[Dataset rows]
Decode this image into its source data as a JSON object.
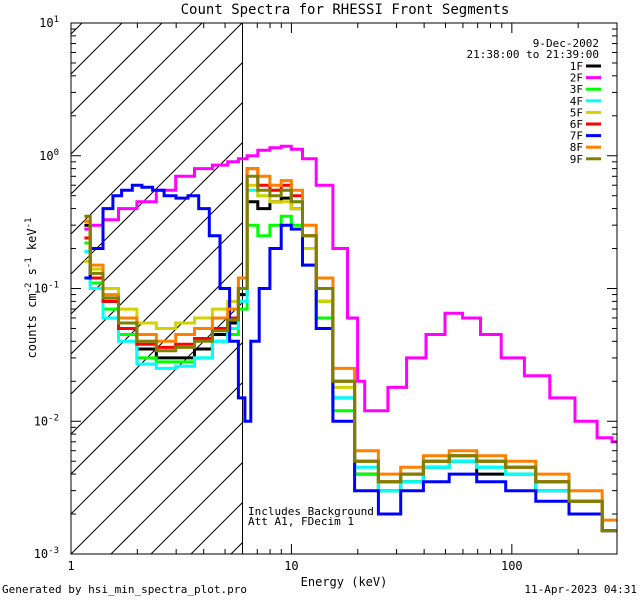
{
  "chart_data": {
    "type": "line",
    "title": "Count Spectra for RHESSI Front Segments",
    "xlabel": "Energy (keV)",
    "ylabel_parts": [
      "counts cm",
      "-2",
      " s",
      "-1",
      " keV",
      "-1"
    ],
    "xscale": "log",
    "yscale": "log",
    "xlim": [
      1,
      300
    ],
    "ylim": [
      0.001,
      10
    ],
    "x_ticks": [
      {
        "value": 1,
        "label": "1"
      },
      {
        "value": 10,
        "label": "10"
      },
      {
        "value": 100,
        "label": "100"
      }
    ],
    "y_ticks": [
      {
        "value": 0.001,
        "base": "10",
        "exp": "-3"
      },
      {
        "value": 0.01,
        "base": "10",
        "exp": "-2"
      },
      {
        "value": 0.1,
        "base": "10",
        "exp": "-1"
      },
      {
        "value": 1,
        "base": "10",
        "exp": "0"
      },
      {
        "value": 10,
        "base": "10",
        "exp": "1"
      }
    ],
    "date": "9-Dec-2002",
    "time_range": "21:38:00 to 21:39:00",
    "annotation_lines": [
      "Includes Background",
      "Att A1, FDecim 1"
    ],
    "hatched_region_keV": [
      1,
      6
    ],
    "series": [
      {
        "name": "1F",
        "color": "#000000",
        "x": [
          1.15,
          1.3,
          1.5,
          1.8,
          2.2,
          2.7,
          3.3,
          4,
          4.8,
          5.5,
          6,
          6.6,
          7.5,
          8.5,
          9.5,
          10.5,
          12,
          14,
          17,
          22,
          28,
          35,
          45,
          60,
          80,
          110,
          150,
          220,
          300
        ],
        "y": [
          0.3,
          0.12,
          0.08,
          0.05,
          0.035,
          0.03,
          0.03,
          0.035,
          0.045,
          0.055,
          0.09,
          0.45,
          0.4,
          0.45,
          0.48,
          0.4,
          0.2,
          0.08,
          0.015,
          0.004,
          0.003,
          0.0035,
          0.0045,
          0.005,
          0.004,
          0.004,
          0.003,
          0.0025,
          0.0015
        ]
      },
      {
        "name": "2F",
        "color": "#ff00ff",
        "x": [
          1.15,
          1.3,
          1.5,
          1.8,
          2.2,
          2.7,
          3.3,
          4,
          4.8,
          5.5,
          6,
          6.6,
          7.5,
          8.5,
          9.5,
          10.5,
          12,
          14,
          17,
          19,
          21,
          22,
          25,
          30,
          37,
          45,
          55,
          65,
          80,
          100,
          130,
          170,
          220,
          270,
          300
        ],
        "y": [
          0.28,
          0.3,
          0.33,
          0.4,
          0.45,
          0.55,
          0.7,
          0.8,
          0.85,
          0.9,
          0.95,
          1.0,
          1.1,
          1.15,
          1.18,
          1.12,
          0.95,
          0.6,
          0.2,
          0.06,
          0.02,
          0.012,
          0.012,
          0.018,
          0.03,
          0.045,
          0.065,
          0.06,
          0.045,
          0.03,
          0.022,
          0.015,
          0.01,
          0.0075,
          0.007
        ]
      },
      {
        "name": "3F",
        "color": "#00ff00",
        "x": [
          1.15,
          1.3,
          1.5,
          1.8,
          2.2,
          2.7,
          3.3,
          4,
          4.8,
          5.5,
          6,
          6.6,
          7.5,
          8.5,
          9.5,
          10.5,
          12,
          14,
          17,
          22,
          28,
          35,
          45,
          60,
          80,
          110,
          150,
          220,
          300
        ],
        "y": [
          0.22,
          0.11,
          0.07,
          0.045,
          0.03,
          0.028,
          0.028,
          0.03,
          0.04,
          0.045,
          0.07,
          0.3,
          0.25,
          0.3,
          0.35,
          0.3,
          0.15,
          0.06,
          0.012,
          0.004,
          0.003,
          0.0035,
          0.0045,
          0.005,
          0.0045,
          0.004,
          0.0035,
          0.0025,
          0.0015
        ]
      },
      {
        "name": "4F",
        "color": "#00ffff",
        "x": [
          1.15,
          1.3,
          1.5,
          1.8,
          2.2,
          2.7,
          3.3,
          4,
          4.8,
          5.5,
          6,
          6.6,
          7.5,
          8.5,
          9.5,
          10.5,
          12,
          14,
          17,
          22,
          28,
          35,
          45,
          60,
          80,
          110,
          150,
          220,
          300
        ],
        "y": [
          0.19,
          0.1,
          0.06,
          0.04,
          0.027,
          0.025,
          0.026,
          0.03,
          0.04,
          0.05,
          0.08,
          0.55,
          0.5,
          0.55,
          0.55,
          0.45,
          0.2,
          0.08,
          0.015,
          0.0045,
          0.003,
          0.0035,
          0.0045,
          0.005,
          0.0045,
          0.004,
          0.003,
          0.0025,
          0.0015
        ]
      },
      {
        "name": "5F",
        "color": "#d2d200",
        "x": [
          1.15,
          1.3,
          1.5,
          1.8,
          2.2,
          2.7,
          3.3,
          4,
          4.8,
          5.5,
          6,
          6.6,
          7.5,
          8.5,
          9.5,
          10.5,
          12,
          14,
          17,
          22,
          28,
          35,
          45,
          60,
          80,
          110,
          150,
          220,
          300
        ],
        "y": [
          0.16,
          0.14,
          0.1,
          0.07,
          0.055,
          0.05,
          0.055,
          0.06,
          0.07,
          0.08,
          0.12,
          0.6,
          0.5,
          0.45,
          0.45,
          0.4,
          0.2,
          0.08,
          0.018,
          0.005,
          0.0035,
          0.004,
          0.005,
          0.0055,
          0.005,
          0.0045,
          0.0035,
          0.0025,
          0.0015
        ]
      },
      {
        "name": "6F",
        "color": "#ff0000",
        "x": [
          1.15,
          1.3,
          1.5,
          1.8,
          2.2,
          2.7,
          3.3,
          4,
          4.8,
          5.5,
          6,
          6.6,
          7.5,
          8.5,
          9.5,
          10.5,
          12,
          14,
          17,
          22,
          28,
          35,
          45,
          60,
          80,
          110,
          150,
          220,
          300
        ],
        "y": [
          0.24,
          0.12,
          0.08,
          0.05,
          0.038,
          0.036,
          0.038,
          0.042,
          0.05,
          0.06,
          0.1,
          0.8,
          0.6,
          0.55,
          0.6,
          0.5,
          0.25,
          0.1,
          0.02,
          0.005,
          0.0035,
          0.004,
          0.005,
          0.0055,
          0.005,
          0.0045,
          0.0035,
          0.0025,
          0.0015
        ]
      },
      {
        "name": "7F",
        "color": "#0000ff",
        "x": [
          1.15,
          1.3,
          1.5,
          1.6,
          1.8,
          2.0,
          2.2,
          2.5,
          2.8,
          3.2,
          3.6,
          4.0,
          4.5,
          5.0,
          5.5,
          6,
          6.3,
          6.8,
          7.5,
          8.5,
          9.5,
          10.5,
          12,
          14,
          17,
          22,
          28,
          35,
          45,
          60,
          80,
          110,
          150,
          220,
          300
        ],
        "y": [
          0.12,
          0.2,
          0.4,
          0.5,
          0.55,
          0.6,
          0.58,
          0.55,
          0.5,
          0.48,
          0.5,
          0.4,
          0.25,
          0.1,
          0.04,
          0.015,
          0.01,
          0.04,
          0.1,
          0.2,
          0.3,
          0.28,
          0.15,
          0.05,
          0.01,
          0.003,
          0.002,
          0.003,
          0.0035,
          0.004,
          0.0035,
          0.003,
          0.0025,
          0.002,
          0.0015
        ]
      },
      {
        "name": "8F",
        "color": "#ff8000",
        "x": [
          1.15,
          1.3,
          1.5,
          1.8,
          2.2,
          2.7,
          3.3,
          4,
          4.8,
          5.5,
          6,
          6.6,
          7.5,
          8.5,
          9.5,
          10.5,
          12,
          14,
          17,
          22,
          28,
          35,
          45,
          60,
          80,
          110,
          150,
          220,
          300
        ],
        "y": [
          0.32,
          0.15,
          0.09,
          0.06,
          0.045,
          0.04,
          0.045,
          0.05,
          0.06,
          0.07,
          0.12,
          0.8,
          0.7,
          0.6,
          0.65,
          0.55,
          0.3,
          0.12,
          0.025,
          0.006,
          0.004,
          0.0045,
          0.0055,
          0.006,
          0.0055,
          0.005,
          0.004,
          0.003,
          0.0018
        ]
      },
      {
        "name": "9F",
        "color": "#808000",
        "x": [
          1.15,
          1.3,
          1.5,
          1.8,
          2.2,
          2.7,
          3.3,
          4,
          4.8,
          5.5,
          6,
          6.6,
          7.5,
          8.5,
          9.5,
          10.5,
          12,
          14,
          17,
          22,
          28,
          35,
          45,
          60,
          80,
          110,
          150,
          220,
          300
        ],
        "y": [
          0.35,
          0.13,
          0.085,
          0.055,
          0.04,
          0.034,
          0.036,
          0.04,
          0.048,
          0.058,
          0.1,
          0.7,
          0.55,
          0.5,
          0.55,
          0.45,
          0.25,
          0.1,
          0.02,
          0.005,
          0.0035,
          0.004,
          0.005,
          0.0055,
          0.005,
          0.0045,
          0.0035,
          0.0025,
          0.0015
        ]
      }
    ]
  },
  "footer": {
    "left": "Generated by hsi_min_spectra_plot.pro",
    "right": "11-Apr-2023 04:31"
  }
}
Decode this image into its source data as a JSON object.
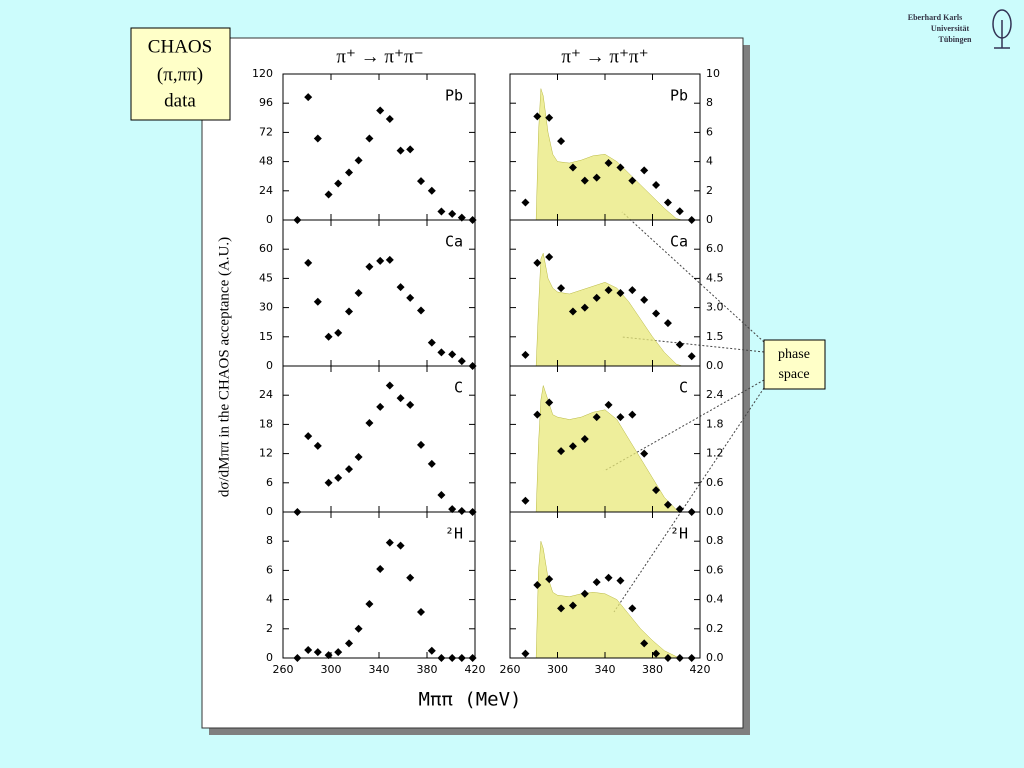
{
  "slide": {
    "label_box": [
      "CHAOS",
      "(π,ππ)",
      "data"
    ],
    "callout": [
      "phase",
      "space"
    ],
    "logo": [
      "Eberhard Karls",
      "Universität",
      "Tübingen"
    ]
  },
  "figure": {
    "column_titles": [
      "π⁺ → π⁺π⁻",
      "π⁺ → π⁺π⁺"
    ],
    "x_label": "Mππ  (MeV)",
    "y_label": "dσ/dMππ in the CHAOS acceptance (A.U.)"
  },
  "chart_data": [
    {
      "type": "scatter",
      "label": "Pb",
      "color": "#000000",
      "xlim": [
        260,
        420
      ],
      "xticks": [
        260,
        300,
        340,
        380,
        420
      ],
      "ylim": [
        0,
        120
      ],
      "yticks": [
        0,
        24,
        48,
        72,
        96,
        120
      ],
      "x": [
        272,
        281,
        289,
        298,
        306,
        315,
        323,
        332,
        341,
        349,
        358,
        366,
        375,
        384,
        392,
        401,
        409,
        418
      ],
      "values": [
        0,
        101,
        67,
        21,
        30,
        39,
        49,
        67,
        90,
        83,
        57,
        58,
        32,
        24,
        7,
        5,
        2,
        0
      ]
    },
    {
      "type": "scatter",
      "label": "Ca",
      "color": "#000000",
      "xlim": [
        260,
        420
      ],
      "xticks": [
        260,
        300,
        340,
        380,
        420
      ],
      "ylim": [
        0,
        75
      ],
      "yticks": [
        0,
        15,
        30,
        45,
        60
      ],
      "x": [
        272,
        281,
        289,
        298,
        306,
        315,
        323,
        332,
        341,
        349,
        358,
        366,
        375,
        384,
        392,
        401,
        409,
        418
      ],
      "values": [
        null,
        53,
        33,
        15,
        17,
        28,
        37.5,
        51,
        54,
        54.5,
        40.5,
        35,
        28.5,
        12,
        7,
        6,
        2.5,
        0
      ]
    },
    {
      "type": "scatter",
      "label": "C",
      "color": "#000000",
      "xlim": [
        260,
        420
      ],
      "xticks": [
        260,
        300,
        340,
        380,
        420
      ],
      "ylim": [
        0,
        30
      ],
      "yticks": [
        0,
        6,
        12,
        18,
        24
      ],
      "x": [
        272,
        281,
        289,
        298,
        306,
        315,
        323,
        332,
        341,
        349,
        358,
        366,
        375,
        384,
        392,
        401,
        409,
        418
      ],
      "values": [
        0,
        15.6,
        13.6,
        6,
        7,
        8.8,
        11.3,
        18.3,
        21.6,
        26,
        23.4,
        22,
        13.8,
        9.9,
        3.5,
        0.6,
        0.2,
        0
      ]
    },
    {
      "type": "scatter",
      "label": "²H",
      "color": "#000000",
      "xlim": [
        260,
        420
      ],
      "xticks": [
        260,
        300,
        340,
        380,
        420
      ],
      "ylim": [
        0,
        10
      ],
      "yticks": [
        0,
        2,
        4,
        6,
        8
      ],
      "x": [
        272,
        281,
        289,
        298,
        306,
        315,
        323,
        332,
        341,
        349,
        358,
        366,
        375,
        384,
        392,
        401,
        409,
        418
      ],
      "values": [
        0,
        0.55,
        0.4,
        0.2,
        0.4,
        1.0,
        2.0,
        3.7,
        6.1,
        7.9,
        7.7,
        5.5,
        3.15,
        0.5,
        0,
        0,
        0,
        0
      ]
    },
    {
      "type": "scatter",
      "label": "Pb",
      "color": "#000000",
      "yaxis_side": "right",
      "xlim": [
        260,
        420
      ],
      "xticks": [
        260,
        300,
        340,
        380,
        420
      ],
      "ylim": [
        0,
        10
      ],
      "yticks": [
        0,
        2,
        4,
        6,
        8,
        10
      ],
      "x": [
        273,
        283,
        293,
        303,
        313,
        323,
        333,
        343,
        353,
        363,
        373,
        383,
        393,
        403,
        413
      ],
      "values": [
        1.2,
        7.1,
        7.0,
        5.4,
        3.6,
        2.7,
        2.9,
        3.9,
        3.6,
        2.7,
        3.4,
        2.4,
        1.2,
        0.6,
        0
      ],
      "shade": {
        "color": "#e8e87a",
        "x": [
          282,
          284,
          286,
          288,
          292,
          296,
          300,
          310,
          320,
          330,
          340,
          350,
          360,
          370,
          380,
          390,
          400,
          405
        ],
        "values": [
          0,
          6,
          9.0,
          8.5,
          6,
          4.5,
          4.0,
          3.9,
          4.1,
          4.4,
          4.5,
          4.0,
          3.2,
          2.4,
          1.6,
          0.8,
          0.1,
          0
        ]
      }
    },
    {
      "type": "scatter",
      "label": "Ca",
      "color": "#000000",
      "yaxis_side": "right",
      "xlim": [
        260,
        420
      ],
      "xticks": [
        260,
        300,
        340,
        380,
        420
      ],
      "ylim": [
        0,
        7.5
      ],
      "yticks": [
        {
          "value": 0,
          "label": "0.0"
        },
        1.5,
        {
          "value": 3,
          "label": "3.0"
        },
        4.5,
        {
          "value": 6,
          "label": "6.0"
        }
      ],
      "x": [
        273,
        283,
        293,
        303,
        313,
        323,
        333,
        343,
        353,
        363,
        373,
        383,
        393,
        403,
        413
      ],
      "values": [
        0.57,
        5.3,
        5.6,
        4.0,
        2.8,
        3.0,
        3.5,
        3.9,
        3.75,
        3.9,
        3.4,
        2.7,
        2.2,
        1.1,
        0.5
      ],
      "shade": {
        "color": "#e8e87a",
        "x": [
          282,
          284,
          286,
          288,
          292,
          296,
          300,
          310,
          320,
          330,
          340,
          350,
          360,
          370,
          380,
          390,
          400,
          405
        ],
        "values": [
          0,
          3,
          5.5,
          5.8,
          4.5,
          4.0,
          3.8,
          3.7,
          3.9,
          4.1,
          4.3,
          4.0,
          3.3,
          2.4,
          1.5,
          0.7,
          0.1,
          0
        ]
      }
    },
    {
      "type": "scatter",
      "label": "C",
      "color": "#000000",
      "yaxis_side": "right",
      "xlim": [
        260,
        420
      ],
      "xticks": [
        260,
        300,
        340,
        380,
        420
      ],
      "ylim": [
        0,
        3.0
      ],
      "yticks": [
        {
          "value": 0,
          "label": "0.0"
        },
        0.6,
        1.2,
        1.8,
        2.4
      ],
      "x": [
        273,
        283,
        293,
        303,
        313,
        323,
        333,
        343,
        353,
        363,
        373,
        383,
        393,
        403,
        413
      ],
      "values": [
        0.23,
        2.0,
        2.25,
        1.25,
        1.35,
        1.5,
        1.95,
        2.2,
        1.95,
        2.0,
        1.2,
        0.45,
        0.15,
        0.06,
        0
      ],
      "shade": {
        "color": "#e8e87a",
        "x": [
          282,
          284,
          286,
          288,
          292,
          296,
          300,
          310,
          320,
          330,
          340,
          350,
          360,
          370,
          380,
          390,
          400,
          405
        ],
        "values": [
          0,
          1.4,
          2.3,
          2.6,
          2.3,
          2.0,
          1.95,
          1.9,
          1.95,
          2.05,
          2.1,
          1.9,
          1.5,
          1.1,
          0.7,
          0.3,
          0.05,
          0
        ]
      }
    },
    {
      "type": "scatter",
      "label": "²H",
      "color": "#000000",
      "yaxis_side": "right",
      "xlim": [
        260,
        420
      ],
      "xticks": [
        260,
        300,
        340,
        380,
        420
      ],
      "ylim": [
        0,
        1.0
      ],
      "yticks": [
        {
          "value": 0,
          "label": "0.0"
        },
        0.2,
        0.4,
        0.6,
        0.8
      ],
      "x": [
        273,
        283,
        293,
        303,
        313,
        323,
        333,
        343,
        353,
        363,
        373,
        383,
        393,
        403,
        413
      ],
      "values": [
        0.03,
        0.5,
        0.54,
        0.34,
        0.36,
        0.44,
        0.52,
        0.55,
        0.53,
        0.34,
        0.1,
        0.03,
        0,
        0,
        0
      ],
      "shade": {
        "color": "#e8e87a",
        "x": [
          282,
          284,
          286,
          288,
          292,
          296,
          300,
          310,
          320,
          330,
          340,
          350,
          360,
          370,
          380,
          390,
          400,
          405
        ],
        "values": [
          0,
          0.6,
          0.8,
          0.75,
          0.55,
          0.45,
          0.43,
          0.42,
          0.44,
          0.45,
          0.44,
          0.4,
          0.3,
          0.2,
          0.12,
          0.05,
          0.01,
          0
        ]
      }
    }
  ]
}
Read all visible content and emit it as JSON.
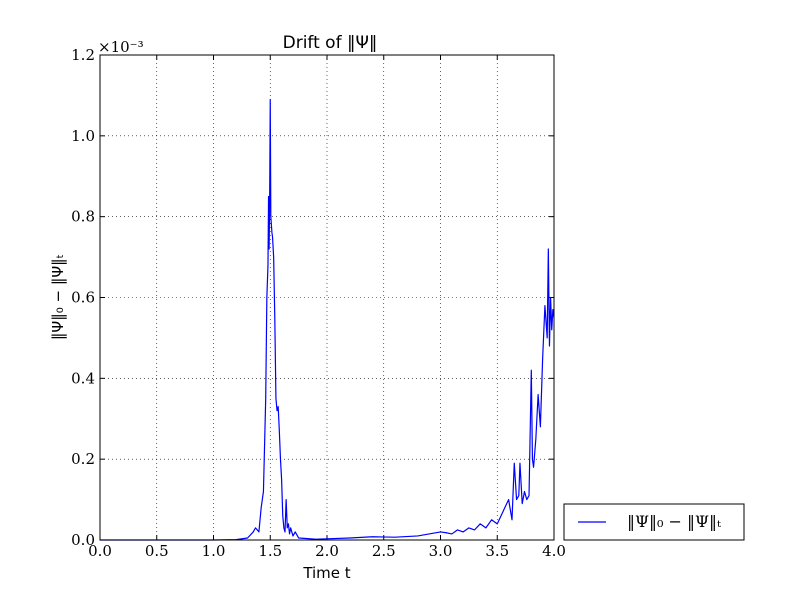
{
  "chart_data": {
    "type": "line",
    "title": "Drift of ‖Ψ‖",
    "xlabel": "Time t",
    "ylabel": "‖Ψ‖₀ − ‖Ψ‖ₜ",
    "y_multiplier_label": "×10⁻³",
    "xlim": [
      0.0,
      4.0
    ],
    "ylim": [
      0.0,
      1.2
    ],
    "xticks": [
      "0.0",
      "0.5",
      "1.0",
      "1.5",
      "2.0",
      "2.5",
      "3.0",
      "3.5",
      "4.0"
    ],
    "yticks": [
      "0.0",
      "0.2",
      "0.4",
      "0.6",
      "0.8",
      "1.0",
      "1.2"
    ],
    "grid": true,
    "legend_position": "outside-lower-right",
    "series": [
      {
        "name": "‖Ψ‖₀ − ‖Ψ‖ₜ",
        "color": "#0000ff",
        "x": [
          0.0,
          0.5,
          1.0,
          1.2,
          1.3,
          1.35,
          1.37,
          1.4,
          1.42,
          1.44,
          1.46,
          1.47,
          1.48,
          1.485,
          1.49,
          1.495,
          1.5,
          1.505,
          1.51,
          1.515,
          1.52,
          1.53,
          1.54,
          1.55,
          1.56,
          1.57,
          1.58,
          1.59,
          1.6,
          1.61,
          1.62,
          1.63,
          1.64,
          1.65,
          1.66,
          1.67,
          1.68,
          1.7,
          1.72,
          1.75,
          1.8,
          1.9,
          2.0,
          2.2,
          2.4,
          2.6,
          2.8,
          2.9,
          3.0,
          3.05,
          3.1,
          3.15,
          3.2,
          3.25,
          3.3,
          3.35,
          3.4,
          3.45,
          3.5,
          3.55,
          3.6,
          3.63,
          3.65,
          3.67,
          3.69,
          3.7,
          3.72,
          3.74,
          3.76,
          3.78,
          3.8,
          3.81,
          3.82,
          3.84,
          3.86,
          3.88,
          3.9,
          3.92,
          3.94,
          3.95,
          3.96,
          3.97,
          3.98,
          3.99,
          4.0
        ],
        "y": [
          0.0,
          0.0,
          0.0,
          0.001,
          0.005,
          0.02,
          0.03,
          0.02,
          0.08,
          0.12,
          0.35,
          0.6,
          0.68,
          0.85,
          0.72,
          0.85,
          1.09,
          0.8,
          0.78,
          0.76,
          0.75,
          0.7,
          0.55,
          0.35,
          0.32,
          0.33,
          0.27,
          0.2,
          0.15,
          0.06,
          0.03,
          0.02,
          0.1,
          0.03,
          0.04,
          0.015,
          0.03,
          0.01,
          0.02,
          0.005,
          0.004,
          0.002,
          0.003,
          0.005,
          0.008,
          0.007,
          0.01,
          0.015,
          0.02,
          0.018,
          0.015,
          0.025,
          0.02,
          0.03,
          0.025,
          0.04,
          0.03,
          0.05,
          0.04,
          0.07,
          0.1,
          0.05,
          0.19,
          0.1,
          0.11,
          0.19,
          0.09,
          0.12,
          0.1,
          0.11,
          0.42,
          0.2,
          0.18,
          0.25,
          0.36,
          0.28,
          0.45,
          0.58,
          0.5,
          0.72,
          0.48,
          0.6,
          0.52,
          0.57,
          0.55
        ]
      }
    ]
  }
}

Work to do: Pull out every line holding "name" from the records above, and copy it.

Final answer:
        "name": "1F",
        "name": "2F",
        "name": "3F",
        "name": "4F",
        "name": "5F",
        "name": "6F",
        "name": "7F",
        "name": "8F",
        "name": "9F",
        "name": "‖Ψ‖₀ − ‖Ψ‖ₜ",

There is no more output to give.